*TASK MATERIAL*
· · · ·

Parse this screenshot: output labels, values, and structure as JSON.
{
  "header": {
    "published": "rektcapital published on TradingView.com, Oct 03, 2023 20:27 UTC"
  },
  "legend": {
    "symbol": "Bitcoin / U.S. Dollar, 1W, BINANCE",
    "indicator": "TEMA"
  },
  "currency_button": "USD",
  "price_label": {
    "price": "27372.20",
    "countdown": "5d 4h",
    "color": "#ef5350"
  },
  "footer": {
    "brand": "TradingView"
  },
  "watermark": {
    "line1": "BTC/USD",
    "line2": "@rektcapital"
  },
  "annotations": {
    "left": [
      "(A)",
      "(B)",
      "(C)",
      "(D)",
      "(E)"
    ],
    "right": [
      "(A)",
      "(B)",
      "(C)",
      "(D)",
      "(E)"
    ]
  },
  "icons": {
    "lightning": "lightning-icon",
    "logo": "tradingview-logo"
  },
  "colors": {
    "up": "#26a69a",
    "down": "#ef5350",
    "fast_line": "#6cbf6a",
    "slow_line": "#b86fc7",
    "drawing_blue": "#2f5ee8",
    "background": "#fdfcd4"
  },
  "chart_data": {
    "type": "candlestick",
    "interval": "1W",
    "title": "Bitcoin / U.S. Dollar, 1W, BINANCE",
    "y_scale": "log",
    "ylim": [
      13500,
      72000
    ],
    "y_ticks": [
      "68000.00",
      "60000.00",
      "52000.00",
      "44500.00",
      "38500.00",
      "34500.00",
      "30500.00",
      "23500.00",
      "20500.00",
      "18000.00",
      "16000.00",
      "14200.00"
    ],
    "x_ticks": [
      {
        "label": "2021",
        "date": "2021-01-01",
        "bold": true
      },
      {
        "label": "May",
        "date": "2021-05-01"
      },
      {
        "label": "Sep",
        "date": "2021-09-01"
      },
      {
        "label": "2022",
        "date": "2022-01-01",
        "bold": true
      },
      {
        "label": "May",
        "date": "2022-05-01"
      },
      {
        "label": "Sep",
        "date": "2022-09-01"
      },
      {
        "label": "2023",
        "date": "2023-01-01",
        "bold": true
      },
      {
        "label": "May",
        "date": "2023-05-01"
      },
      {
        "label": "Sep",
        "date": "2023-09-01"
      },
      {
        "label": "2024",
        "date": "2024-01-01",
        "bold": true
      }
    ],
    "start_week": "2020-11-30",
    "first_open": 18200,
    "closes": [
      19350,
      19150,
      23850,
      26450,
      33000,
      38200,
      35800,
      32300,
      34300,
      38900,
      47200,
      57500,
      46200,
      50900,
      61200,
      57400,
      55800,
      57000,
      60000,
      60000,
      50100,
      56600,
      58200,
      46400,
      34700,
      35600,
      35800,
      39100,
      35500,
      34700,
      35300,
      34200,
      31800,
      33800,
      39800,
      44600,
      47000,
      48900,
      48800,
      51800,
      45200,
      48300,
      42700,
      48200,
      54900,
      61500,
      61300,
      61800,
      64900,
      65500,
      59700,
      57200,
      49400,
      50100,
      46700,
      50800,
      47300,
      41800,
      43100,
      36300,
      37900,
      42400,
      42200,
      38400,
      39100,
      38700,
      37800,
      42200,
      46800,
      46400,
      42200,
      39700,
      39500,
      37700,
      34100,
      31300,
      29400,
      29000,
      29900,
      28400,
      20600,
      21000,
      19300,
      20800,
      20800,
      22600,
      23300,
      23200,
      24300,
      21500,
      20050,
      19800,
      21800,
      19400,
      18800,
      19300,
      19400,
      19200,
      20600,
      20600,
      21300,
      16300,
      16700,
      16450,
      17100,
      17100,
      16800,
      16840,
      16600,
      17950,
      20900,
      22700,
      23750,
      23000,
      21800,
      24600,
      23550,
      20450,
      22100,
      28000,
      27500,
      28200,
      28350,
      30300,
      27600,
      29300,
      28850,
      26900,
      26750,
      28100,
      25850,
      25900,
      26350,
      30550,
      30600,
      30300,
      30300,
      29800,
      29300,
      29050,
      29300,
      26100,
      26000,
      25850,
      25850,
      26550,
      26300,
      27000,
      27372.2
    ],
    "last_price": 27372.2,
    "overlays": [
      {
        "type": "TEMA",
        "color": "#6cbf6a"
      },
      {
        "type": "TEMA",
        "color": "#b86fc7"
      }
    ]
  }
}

· · · ·

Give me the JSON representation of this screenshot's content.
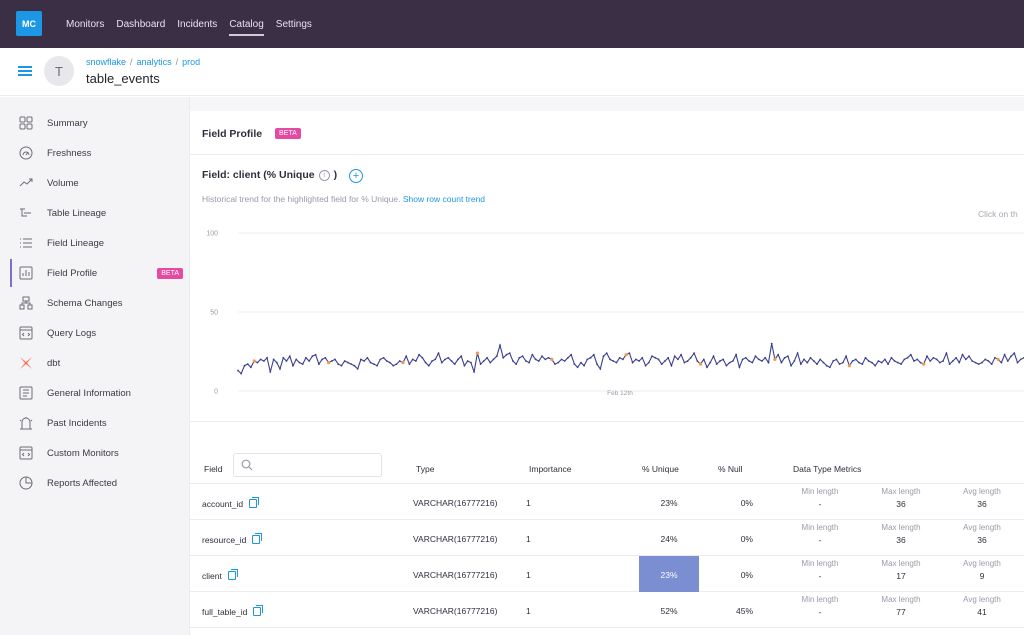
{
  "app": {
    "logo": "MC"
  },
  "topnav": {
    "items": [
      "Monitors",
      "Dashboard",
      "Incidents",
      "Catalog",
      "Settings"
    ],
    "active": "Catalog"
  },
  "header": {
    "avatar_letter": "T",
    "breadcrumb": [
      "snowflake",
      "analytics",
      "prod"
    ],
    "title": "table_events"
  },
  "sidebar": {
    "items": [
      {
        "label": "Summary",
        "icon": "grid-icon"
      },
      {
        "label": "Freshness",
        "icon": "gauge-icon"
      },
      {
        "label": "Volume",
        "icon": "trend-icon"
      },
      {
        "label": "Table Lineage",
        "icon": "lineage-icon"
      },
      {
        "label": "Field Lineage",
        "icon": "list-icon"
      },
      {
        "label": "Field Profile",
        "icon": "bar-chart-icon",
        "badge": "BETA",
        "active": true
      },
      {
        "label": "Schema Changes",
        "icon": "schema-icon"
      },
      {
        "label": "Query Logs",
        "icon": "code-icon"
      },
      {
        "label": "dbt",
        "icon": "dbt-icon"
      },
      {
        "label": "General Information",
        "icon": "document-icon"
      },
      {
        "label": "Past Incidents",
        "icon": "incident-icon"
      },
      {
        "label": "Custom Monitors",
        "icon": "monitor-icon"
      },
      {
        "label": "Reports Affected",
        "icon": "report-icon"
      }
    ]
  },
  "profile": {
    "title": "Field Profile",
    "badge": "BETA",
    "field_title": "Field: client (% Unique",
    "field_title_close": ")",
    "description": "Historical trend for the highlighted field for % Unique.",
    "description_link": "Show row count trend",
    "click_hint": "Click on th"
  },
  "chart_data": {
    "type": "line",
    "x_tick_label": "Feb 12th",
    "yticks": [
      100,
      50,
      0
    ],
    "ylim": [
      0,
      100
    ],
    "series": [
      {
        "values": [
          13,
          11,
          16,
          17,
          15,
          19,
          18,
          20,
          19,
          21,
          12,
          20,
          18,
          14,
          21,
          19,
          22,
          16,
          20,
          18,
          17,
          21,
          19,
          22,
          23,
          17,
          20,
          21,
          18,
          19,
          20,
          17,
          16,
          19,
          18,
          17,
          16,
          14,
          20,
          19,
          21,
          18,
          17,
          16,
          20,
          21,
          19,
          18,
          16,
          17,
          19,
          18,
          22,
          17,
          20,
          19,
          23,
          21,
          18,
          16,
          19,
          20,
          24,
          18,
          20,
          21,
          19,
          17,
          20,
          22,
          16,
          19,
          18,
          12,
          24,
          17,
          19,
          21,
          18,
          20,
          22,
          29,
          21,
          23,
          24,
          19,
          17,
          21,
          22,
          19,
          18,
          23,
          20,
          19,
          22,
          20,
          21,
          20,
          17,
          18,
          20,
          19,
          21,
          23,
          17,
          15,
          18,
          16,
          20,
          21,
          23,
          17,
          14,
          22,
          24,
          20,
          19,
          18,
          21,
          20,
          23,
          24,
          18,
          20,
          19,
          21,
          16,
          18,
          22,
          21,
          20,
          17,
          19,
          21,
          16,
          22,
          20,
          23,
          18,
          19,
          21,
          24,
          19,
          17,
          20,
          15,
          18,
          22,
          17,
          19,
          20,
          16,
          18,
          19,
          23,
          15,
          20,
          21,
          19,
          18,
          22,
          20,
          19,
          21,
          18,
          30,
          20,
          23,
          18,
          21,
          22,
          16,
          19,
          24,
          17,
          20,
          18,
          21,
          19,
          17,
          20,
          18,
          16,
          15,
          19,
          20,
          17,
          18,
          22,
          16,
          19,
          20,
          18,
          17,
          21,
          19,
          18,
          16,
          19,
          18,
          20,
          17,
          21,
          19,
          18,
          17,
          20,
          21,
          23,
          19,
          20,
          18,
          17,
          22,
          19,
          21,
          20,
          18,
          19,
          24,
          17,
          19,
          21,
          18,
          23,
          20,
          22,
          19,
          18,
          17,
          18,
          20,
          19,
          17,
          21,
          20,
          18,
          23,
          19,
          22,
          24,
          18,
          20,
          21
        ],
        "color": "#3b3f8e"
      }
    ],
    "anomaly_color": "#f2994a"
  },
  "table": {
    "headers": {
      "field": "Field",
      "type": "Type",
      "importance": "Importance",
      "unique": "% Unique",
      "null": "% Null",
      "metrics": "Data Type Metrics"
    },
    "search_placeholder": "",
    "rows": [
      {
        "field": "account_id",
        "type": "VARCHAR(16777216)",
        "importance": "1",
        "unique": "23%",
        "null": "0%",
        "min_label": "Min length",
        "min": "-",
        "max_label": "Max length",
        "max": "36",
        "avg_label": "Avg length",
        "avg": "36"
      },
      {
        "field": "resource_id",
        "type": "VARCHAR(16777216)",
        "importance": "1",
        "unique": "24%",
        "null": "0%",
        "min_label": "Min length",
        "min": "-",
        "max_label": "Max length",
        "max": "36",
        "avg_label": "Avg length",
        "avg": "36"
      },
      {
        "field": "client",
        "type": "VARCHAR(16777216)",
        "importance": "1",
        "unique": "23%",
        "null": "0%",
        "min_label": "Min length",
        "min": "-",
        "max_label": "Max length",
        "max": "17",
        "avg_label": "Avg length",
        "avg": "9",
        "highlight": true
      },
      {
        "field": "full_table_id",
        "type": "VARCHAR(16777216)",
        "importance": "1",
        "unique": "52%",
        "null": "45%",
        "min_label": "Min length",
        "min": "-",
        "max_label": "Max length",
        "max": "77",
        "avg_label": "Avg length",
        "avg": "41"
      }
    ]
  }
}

· · · ·

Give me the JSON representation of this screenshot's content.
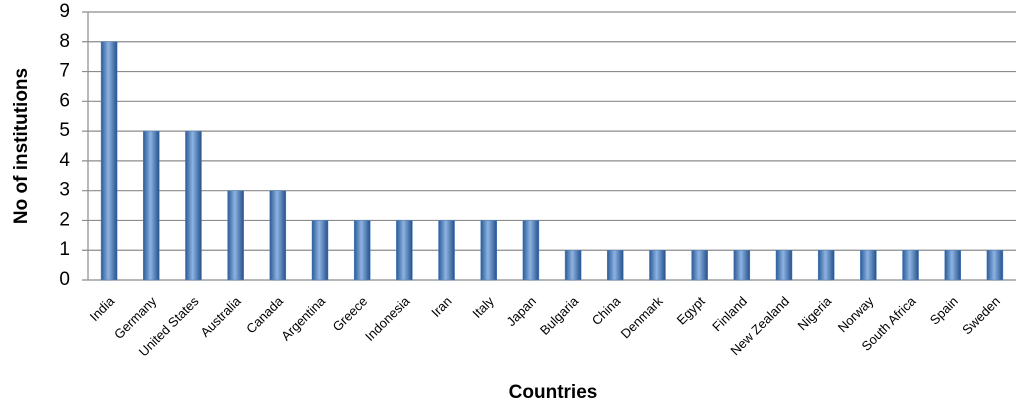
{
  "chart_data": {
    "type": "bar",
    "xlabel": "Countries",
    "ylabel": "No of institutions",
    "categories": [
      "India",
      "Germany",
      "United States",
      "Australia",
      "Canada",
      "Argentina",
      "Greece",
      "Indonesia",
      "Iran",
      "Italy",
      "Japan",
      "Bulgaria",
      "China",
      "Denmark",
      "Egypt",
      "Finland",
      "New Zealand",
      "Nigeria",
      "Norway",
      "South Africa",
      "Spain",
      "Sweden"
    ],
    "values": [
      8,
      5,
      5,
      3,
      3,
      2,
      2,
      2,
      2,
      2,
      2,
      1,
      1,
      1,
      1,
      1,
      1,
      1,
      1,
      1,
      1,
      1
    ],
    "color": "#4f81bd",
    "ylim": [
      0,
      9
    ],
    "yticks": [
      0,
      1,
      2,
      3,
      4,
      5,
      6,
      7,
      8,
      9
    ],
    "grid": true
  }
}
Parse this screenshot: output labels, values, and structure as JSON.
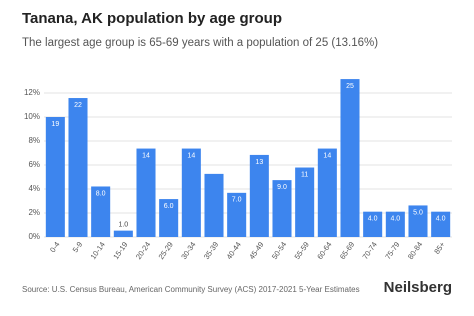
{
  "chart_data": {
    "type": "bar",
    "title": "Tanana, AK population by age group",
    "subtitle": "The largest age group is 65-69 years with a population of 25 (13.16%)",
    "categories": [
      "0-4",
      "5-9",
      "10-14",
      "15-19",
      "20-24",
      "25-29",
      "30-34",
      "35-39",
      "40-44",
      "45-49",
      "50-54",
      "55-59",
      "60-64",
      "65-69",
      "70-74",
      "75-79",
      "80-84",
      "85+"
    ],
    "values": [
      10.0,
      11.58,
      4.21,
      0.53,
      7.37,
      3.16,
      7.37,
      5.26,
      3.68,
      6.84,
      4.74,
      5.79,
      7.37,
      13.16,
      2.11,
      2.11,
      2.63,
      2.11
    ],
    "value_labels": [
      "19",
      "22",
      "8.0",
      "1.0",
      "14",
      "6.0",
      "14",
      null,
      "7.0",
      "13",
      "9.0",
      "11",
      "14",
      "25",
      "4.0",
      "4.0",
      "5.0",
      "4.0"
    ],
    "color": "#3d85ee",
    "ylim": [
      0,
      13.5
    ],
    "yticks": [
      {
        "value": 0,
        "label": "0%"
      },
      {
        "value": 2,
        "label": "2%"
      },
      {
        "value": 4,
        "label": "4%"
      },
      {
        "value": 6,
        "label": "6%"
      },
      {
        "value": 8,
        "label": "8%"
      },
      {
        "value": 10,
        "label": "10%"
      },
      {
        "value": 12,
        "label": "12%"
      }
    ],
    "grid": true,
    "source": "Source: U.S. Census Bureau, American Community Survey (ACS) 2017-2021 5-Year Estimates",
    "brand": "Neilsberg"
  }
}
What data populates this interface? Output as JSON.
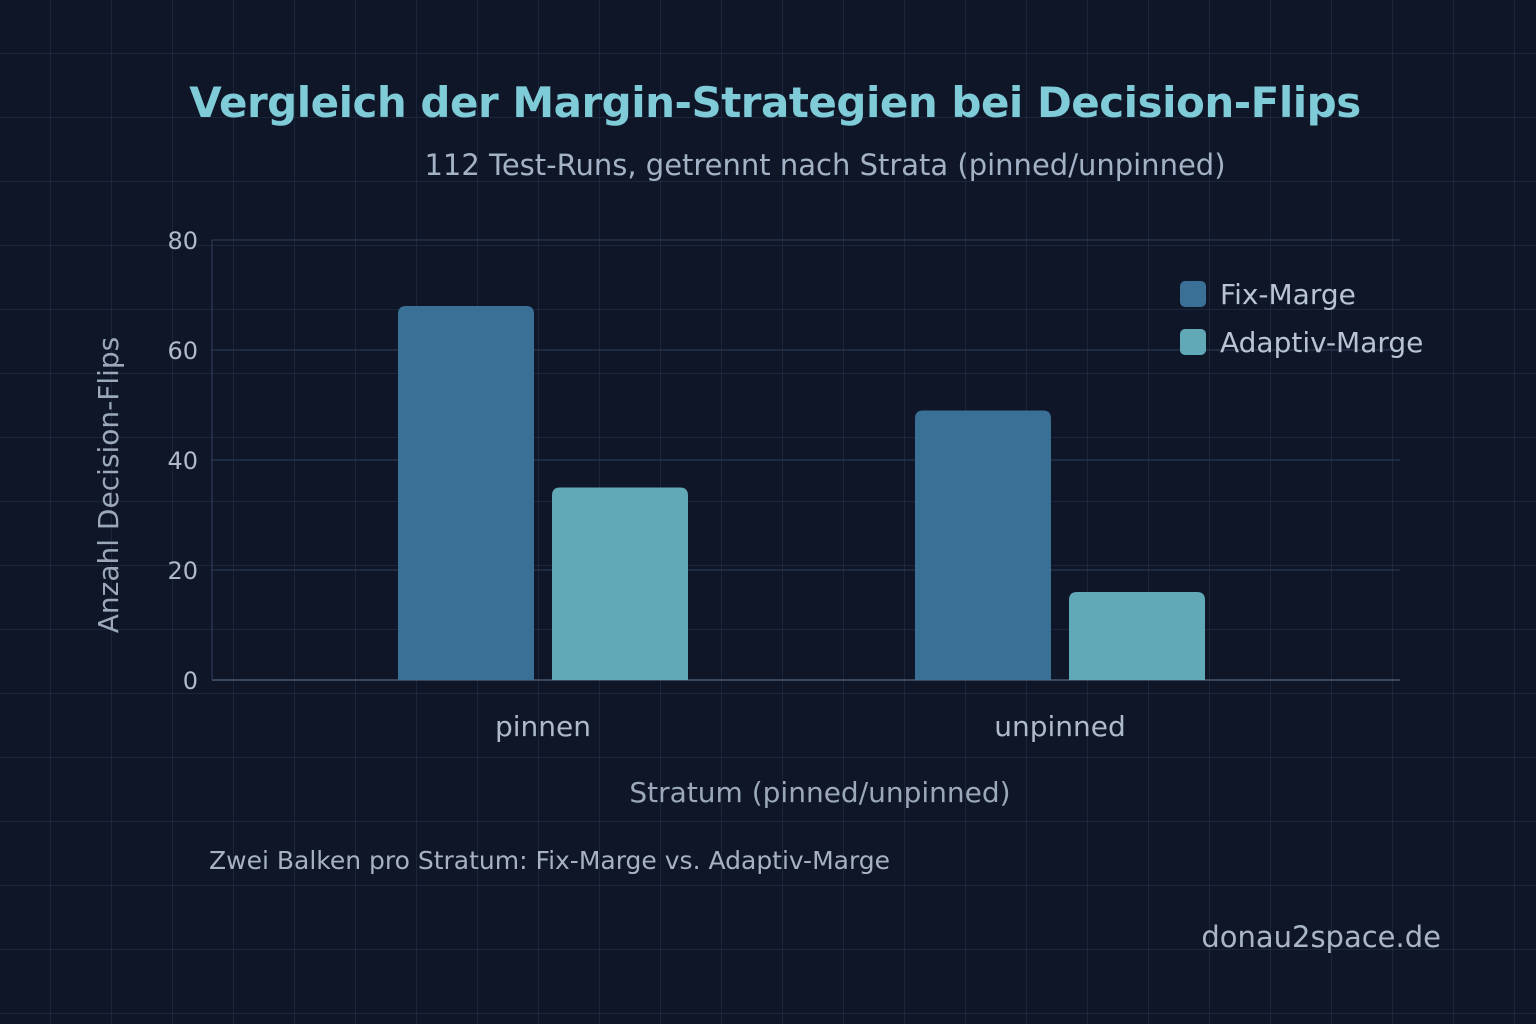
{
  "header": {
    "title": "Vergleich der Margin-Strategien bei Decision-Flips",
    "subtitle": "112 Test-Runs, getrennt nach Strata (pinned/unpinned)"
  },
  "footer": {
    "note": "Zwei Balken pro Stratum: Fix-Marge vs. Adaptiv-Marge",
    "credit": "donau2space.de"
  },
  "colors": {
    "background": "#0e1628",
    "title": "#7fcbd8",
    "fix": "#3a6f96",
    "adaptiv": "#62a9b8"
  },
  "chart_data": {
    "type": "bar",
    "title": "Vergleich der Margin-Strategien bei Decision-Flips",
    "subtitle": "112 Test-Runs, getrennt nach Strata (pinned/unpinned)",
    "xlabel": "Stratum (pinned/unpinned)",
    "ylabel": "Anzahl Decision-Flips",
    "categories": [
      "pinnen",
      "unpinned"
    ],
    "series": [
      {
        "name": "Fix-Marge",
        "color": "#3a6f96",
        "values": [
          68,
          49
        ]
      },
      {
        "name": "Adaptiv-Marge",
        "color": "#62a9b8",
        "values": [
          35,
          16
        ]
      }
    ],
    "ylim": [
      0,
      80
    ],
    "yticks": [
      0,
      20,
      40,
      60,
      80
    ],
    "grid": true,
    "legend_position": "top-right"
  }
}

· · · ·

Collect each line above holding the string "group".

*WRITTEN ANSWER*
    "title": "Tanana, AK population by age group",
    "subtitle": "The largest age group is 65-69 years with a population of 25 (13.16%)",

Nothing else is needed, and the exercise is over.